TASK REQUIREMENTS:
Where does the word "with" show up in the records? Copy every line that holds it.

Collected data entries
****************
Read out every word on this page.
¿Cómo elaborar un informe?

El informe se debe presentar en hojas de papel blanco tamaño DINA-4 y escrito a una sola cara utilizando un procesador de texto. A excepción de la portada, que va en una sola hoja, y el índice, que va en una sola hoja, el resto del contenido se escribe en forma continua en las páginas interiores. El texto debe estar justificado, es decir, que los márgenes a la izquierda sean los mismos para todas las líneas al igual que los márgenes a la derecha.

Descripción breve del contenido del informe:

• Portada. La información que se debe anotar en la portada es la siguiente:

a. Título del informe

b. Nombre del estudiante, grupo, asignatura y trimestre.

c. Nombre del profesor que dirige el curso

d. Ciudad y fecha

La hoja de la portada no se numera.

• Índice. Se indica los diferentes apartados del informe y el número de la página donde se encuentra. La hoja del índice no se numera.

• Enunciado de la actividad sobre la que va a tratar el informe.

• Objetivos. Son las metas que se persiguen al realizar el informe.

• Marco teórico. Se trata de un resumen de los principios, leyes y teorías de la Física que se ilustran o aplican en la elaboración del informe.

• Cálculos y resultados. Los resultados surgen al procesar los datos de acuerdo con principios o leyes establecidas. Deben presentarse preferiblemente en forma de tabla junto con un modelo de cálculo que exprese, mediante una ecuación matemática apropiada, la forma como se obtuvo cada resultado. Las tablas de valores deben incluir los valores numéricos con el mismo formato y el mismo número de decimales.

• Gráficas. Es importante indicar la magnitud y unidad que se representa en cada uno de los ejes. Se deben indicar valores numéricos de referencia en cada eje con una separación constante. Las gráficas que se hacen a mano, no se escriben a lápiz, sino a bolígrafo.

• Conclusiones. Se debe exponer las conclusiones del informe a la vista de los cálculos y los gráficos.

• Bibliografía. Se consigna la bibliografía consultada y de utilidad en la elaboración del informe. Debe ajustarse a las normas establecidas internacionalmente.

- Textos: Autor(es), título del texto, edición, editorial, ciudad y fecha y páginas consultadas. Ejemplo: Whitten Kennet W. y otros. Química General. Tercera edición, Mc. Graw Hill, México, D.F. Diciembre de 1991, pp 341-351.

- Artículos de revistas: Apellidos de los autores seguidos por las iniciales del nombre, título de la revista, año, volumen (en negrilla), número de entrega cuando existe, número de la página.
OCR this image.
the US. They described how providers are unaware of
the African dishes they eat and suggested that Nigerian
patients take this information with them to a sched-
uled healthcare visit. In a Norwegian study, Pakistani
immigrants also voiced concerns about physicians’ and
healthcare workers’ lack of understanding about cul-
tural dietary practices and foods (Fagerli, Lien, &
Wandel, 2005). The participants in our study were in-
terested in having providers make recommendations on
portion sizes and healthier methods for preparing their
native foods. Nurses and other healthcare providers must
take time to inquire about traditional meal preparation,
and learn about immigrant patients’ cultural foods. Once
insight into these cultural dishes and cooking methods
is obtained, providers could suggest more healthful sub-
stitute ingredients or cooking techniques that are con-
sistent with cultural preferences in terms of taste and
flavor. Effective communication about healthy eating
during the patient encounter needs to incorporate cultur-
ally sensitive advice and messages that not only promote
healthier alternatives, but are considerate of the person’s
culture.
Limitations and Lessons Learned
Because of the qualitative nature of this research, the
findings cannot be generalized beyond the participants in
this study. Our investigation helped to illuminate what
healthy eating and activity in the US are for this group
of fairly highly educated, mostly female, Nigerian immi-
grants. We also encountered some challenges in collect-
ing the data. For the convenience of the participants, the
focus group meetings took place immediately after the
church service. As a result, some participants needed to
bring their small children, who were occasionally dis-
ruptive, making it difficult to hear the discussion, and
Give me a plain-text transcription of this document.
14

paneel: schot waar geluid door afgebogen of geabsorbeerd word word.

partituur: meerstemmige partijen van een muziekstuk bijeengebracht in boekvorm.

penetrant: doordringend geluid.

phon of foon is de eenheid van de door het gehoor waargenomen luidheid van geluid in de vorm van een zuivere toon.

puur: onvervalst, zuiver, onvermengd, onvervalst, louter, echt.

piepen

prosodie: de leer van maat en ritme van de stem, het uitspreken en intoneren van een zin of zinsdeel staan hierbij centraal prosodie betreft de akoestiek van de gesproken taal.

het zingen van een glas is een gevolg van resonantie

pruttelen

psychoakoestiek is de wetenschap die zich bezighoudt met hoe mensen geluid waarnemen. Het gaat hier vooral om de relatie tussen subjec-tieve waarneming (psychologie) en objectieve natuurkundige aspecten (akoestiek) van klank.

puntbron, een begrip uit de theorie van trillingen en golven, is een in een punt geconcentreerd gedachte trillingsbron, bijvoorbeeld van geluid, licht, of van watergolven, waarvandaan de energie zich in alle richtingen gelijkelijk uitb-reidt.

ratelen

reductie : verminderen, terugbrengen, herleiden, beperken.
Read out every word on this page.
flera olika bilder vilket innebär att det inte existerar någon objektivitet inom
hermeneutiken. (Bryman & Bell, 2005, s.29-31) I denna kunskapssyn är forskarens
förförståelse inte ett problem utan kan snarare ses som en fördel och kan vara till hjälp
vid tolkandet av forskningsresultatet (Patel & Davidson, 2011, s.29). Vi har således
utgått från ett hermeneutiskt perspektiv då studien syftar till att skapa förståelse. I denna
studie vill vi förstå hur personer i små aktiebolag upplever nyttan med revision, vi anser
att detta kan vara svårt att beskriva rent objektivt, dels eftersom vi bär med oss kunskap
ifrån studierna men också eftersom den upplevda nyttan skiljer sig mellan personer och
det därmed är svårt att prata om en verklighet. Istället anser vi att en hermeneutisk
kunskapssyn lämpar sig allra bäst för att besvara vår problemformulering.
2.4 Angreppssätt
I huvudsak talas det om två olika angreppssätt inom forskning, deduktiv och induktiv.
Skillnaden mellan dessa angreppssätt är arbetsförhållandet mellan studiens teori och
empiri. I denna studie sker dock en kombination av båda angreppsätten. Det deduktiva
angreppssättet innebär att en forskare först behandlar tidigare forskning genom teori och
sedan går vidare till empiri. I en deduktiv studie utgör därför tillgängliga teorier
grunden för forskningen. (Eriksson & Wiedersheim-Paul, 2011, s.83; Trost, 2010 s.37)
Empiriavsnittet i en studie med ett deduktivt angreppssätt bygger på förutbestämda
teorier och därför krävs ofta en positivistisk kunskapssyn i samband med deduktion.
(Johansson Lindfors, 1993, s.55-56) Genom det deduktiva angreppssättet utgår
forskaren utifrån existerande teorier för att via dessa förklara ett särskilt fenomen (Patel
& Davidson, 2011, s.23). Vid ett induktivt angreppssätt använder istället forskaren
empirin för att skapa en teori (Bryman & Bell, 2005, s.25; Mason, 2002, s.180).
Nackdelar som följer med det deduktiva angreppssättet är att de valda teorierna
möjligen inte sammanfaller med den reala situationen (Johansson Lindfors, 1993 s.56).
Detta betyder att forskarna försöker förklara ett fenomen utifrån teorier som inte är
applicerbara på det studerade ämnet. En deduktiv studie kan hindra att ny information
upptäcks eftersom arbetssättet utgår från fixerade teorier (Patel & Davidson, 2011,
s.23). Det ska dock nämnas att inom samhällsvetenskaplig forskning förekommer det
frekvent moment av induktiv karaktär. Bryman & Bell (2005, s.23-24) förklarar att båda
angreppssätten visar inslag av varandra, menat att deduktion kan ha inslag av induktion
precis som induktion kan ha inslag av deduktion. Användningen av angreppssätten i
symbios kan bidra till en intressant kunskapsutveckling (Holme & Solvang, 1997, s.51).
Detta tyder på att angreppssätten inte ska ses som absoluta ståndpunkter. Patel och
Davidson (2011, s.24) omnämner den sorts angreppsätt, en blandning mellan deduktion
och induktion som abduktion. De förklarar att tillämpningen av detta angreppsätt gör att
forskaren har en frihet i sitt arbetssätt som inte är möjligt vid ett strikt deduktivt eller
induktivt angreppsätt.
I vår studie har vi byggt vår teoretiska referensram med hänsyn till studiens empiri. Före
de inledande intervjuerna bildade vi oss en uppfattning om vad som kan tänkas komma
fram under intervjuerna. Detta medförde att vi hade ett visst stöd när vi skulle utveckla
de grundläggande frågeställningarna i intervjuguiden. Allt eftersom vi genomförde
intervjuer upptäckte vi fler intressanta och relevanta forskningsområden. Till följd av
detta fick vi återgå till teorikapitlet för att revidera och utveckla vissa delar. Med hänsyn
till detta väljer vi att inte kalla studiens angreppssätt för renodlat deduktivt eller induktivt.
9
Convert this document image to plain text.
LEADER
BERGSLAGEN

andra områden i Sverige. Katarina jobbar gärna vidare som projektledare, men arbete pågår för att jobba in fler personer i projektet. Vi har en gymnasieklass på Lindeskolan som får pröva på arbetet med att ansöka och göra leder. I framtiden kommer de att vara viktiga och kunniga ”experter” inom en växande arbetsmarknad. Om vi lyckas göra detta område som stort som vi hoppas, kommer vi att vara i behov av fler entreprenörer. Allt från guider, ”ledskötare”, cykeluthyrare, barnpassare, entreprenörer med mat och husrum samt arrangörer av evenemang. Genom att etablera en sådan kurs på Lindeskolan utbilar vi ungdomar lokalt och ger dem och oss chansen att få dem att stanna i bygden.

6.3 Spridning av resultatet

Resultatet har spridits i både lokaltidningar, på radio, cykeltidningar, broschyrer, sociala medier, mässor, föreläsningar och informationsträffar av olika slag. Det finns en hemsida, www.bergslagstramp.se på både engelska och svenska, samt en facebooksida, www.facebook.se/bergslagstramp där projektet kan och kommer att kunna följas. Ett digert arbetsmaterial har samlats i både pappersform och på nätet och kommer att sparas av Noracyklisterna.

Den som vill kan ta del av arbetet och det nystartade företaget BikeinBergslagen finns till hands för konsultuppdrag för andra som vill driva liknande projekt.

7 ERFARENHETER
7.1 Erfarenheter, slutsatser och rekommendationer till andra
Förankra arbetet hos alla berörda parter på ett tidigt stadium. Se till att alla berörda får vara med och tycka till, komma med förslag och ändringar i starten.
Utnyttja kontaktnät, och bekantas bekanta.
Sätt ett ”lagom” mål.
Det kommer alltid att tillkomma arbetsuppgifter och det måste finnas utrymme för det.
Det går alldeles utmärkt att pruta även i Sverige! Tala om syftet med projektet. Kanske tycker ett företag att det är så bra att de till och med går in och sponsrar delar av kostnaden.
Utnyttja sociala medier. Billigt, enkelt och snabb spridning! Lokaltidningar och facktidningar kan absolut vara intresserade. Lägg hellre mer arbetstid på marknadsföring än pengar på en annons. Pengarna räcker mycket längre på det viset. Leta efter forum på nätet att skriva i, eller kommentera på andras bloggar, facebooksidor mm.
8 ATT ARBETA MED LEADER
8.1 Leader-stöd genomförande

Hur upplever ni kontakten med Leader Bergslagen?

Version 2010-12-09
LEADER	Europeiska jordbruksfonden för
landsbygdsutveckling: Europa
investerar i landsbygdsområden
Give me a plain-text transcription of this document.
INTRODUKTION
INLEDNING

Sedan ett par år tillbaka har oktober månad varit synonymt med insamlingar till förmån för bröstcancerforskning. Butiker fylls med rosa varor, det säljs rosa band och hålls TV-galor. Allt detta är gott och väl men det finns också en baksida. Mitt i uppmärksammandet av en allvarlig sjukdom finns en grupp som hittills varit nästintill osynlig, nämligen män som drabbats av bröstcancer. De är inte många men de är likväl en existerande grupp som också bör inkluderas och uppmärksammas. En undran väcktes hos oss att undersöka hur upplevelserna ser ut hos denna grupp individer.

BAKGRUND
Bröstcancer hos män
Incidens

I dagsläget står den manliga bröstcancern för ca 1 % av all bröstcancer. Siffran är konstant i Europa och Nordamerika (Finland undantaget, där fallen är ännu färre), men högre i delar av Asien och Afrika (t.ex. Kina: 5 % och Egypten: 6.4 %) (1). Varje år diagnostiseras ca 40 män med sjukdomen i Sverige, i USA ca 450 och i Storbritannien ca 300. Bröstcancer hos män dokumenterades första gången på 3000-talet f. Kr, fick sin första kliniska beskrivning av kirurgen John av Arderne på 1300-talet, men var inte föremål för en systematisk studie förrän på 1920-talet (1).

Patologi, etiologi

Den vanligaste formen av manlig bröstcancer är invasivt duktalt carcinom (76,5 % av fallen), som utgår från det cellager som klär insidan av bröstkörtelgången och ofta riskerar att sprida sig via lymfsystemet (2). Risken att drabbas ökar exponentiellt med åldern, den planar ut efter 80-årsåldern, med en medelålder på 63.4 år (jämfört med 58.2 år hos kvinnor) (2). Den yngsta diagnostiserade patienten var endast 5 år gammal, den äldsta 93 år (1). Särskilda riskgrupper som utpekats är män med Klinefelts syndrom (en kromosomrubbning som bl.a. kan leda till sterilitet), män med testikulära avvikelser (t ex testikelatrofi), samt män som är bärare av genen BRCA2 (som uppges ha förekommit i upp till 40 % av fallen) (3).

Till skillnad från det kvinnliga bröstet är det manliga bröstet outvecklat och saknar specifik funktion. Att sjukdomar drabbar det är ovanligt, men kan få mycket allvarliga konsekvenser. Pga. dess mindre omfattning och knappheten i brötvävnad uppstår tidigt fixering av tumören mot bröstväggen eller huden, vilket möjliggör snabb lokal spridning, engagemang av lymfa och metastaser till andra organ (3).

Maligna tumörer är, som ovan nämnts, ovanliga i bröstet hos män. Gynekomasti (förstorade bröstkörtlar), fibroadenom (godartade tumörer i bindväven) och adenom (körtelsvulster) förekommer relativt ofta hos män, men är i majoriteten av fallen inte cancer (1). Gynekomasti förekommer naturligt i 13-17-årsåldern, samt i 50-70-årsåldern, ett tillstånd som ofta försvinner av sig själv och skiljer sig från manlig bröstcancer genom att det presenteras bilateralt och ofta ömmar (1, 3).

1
****************
SOLUTION:
patients take this information with them to a sched-
sistent with cultural preferences in terms of taste and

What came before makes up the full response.